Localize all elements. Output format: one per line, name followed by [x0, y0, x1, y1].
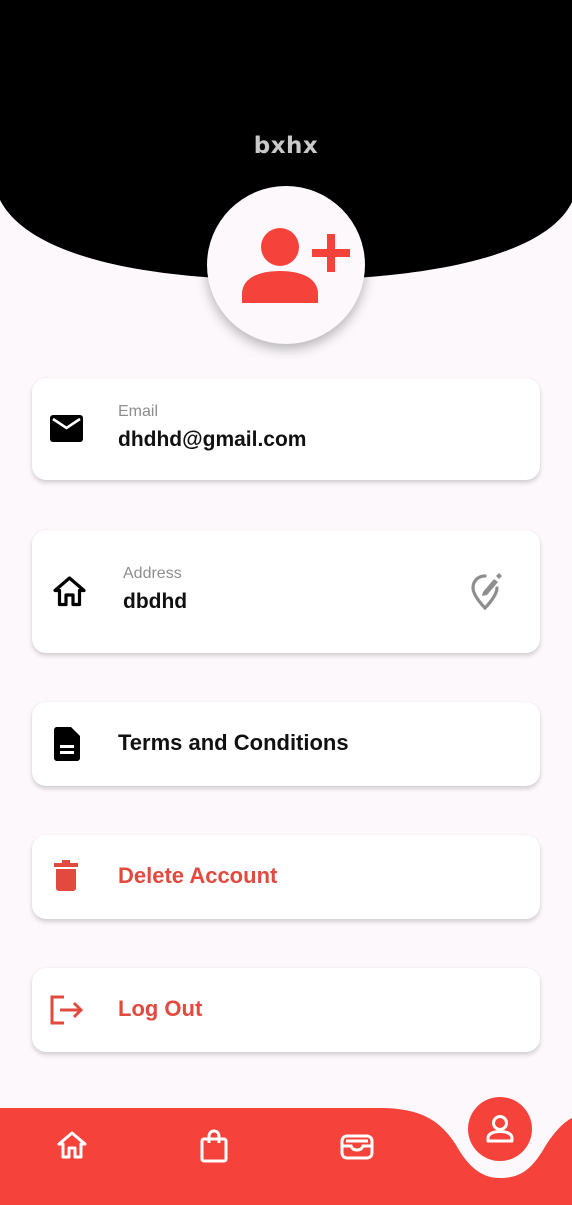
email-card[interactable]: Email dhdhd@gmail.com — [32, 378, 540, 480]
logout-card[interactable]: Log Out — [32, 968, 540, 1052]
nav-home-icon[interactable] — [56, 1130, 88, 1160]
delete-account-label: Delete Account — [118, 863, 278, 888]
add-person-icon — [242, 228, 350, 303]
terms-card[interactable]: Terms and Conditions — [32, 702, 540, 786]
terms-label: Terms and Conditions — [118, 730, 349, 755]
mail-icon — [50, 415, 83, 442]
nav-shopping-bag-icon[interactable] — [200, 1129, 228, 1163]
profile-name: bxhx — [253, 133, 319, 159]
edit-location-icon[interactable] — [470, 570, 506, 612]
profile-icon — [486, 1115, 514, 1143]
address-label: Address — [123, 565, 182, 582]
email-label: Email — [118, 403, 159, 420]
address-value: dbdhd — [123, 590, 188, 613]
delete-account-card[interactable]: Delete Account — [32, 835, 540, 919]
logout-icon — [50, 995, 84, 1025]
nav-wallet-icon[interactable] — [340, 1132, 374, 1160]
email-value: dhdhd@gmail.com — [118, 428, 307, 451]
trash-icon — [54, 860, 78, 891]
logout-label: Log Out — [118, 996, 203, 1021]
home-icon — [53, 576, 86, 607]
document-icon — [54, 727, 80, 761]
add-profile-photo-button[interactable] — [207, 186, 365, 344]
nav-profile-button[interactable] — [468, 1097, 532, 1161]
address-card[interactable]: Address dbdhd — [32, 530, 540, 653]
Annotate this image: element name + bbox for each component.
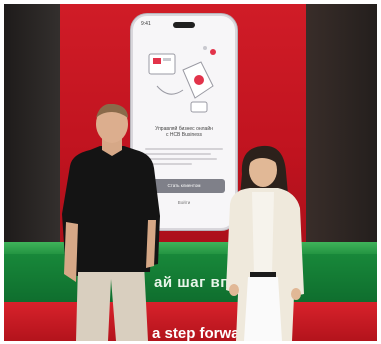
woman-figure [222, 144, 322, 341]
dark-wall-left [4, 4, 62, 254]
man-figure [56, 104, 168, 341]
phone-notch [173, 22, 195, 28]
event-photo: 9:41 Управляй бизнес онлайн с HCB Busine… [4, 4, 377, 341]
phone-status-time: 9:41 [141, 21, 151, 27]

● ● ● ● ● ● ●

Print every line of the records above verbatim, leaving out the pictures.

> Response:
Localize all elements. Output format: one per line, name followed by [x0, y0, x1, y1].
email-card[interactable]: Email dhdhd@gmail.com — [32, 378, 540, 480]
logout-card[interactable]: Log Out — [32, 968, 540, 1052]
nav-home-icon[interactable] — [56, 1130, 88, 1160]
delete-account-label: Delete Account — [118, 863, 278, 888]
add-person-icon — [242, 228, 350, 303]
terms-card[interactable]: Terms and Conditions — [32, 702, 540, 786]
terms-label: Terms and Conditions — [118, 730, 349, 755]
mail-icon — [50, 415, 83, 442]
nav-shopping-bag-icon[interactable] — [200, 1129, 228, 1163]
profile-name: bxhx — [253, 133, 319, 159]
edit-location-icon[interactable] — [470, 570, 506, 612]
profile-icon — [486, 1115, 514, 1143]
address-label: Address — [123, 565, 182, 582]
email-label: Email — [118, 403, 159, 420]
address-value: dbdhd — [123, 590, 188, 613]
delete-account-card[interactable]: Delete Account — [32, 835, 540, 919]
logout-icon — [50, 995, 84, 1025]
nav-wallet-icon[interactable] — [340, 1132, 374, 1160]
email-value: dhdhd@gmail.com — [118, 428, 307, 451]
trash-icon — [54, 860, 78, 891]
logout-label: Log Out — [118, 996, 203, 1021]
home-icon — [53, 576, 86, 607]
document-icon — [54, 727, 80, 761]
add-profile-photo-button[interactable] — [207, 186, 365, 344]
nav-profile-button[interactable] — [468, 1097, 532, 1161]
address-card[interactable]: Address dbdhd — [32, 530, 540, 653]
Annotate this image: element name + bbox for each component.
woman-figure [222, 144, 322, 341]
dark-wall-left [4, 4, 62, 254]
man-figure [56, 104, 168, 341]
phone-notch [173, 22, 195, 28]
event-photo: 9:41 Управляй бизнес онлайн с HCB Busine… [4, 4, 377, 341]
phone-status-time: 9:41 [141, 21, 151, 27]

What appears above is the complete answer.